Collection entries

****

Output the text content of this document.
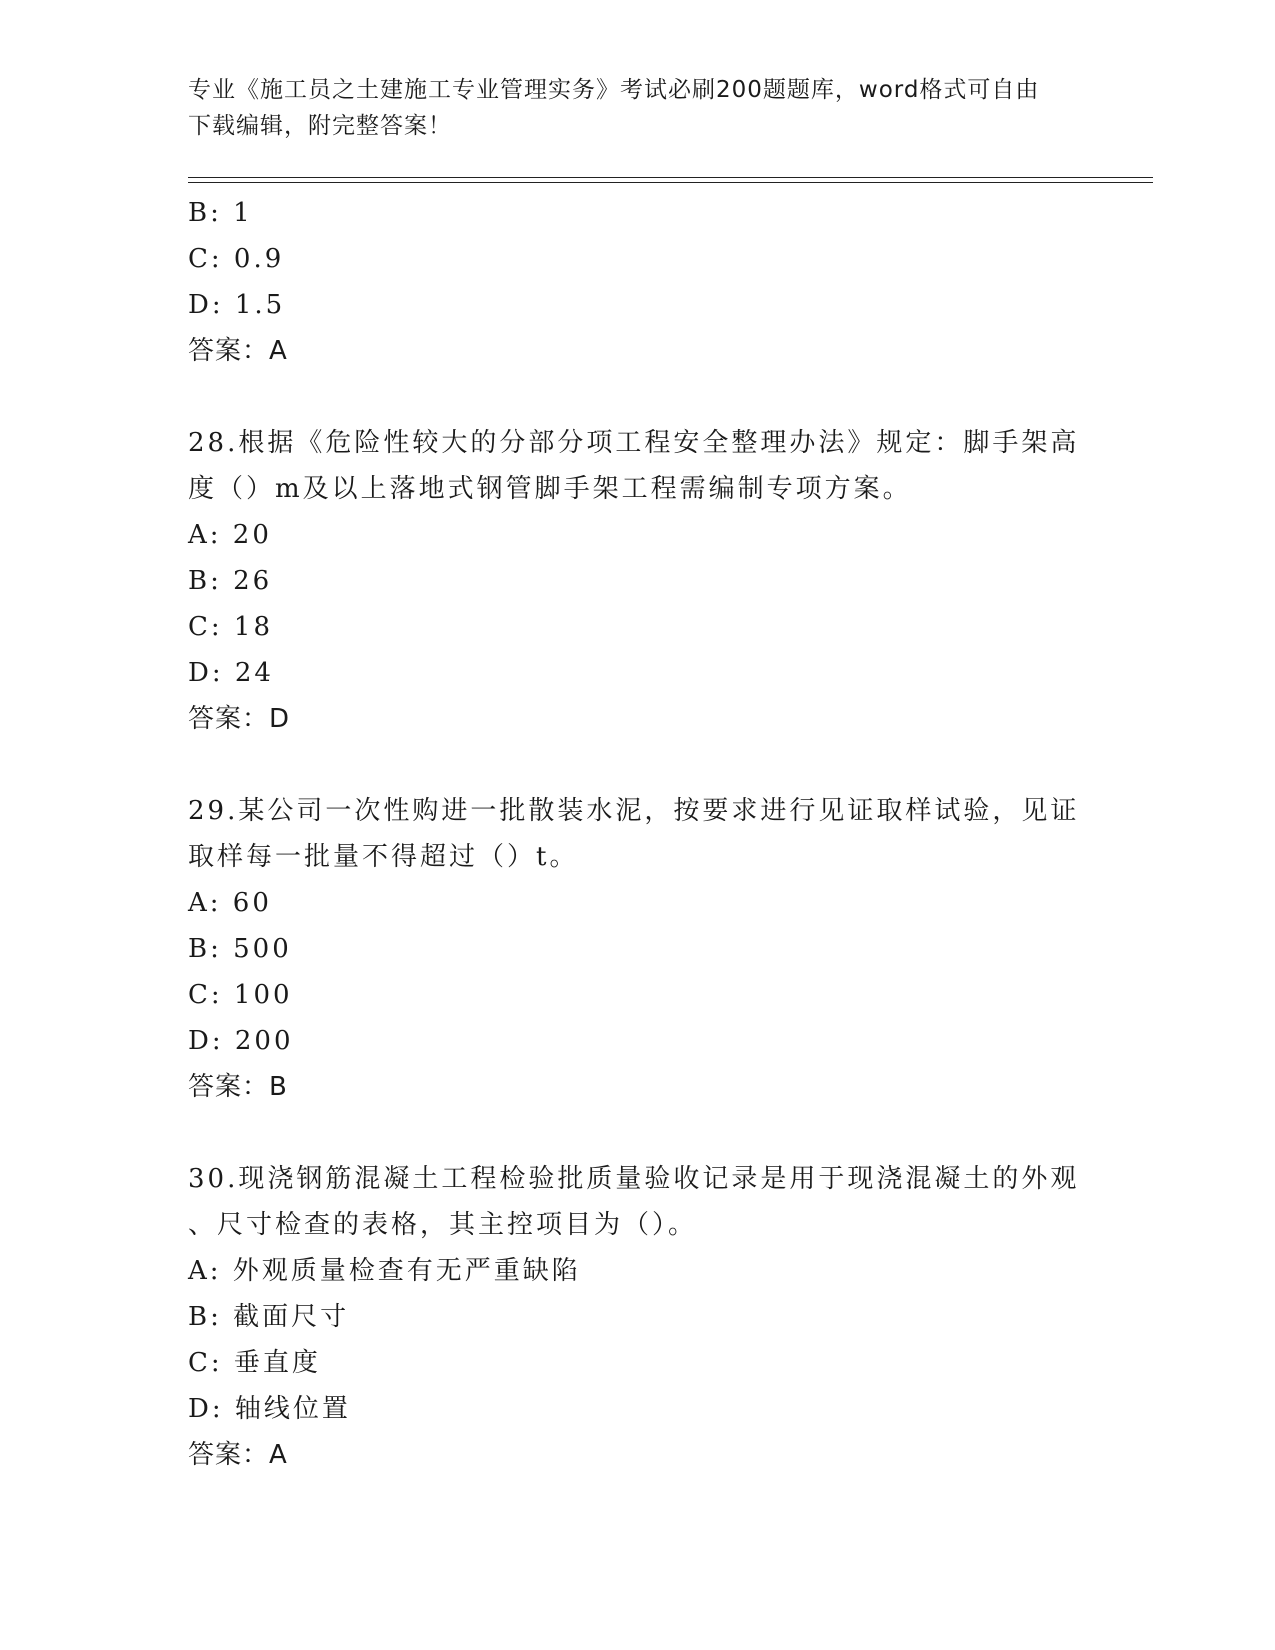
专业《施工员之土建施工专业管理实务》考试必刷200题题库，word格式可自由

下载编辑，附完整答案！

B: 1
C: 0.9
D: 1.5
答案：A
28.根据《危险性较大的分部分项工程安全整理办法》规定：脚手架高
度（）m及以上落地式钢管脚手架工程需编制专项方案。
A: 20
B: 26
C: 18
D: 24
答案：D
29.某公司一次性购进一批散装水泥，按要求进行见证取样试验，见证
取样每一批量不得超过（）t。
A: 60
B: 500
C: 100
D: 200
答案：B
30.现浇钢筋混凝土工程检验批质量验收记录是用于现浇混凝土的外观
、尺寸检查的表格，其主控项目为（）。
A: 外观质量检查有无严重缺陷
B: 截面尺寸
C: 垂直度
D: 轴线位置
答案：A
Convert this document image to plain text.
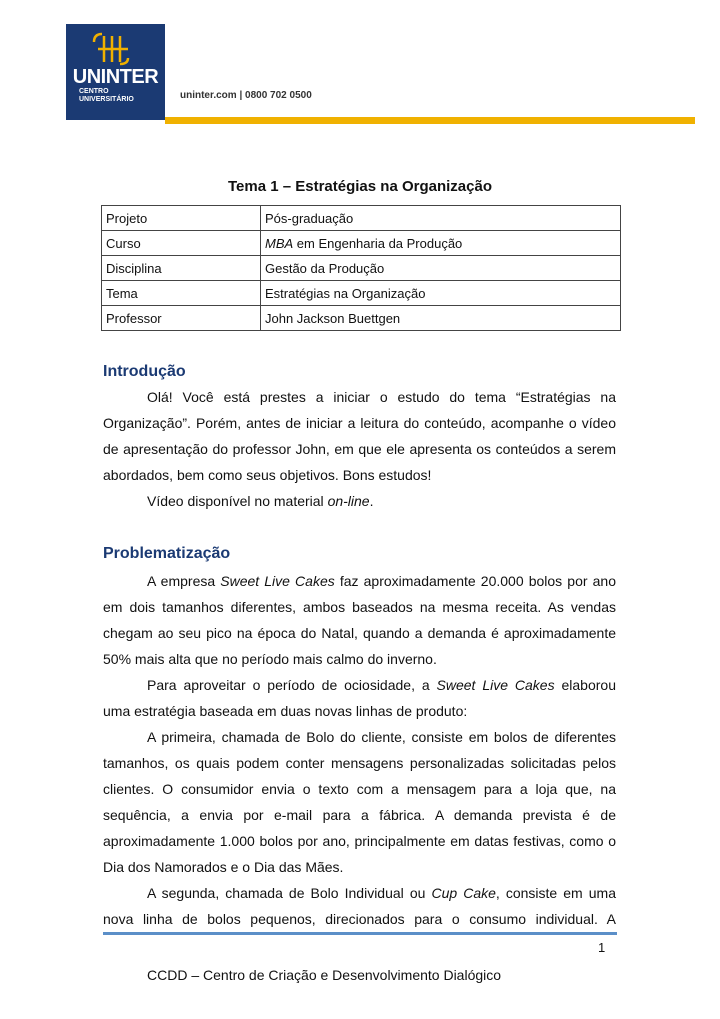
UNINTER
CENTRO
UNIVERSITÁRIO	uninter.com | 0800 702 0500
Tema 1 – Estratégias na Organização
Projeto	Pós-graduação
Curso	MBA em Engenharia da Produção
Disciplina	Gestão da Produção
Tema	Estratégias na Organização
Professor	John Jackson Buettgen
Introdução

Olá! Você está prestes a iniciar o estudo do tema “Estratégias na Organização”. Porém, antes de iniciar a leitura do conteúdo, acompanhe o vídeo de apresentação do professor John, em que ele apresenta os conteúdos a serem abordados, bem como seus objetivos. Bons estudos!

Vídeo disponível no material on-line.

Problematização

A empresa Sweet Live Cakes faz aproximadamente 20.000 bolos por ano em dois tamanhos diferentes, ambos baseados na mesma receita. As vendas chegam ao seu pico na época do Natal, quando a demanda é aproximadamente 50% mais alta que no período mais calmo do inverno.

Para aproveitar o período de ociosidade, a Sweet Live Cakes elaborou uma estratégia baseada em duas novas linhas de produto:

A primeira, chamada de Bolo do cliente, consiste em bolos de diferentes tamanhos, os quais podem conter mensagens personalizadas solicitadas pelos clientes. O consumidor envia o texto com a mensagem para a loja que, na sequência, a envia por e-mail para a fábrica. A demanda prevista é de aproximadamente 1.000 bolos por ano, principalmente em datas festivas, como o Dia dos Namorados e o Dia das Mães.

A segunda, chamada de Bolo Individual ou Cup Cake, consiste em uma nova linha de bolos pequenos, direcionados para o consumo individual. A

1
CCDD – Centro de Criação e Desenvolvimento Dialógico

****

Given instruction:
Copy the material shown above in full and exactly. Skip the pictures.

Task response:
Output the text content of this document.
专业《施工员之土建施工专业管理实务》考试必刷200题题库，word格式可自由

下载编辑，附完整答案！

B: 1
C: 0.9
D: 1.5
答案：A
28.根据《危险性较大的分部分项工程安全整理办法》规定：脚手架高
度（）m及以上落地式钢管脚手架工程需编制专项方案。
A: 20
B: 26
C: 18
D: 24
答案：D
29.某公司一次性购进一批散装水泥，按要求进行见证取样试验，见证
取样每一批量不得超过（）t。
A: 60
B: 500
C: 100
D: 200
答案：B
30.现浇钢筋混凝土工程检验批质量验收记录是用于现浇混凝土的外观
、尺寸检查的表格，其主控项目为（）。
A: 外观质量检查有无严重缺陷
B: 截面尺寸
C: 垂直度
D: 轴线位置
答案：A
Convert this document image to plain text.
UNINTER
CENTRO
UNIVERSITÁRIO	uninter.com | 0800 702 0500
Tema 1 – Estratégias na Organização
Projeto	Pós-graduação
Curso	MBA em Engenharia da Produção
Disciplina	Gestão da Produção
Tema	Estratégias na Organização
Professor	John Jackson Buettgen
Introdução

Olá! Você está prestes a iniciar o estudo do tema “Estratégias na Organização”. Porém, antes de iniciar a leitura do conteúdo, acompanhe o vídeo de apresentação do professor John, em que ele apresenta os conteúdos a serem abordados, bem como seus objetivos. Bons estudos!

Vídeo disponível no material on-line.

Problematização

A empresa Sweet Live Cakes faz aproximadamente 20.000 bolos por ano em dois tamanhos diferentes, ambos baseados na mesma receita. As vendas chegam ao seu pico na época do Natal, quando a demanda é aproximadamente 50% mais alta que no período mais calmo do inverno.

Para aproveitar o período de ociosidade, a Sweet Live Cakes elaborou uma estratégia baseada em duas novas linhas de produto:

A primeira, chamada de Bolo do cliente, consiste em bolos de diferentes tamanhos, os quais podem conter mensagens personalizadas solicitadas pelos clientes. O consumidor envia o texto com a mensagem para a loja que, na sequência, a envia por e-mail para a fábrica. A demanda prevista é de aproximadamente 1.000 bolos por ano, principalmente em datas festivas, como o Dia dos Namorados e o Dia das Mães.

A segunda, chamada de Bolo Individual ou Cup Cake, consiste em uma nova linha de bolos pequenos, direcionados para o consumo individual. A

1
CCDD – Centro de Criação e Desenvolvimento Dialógico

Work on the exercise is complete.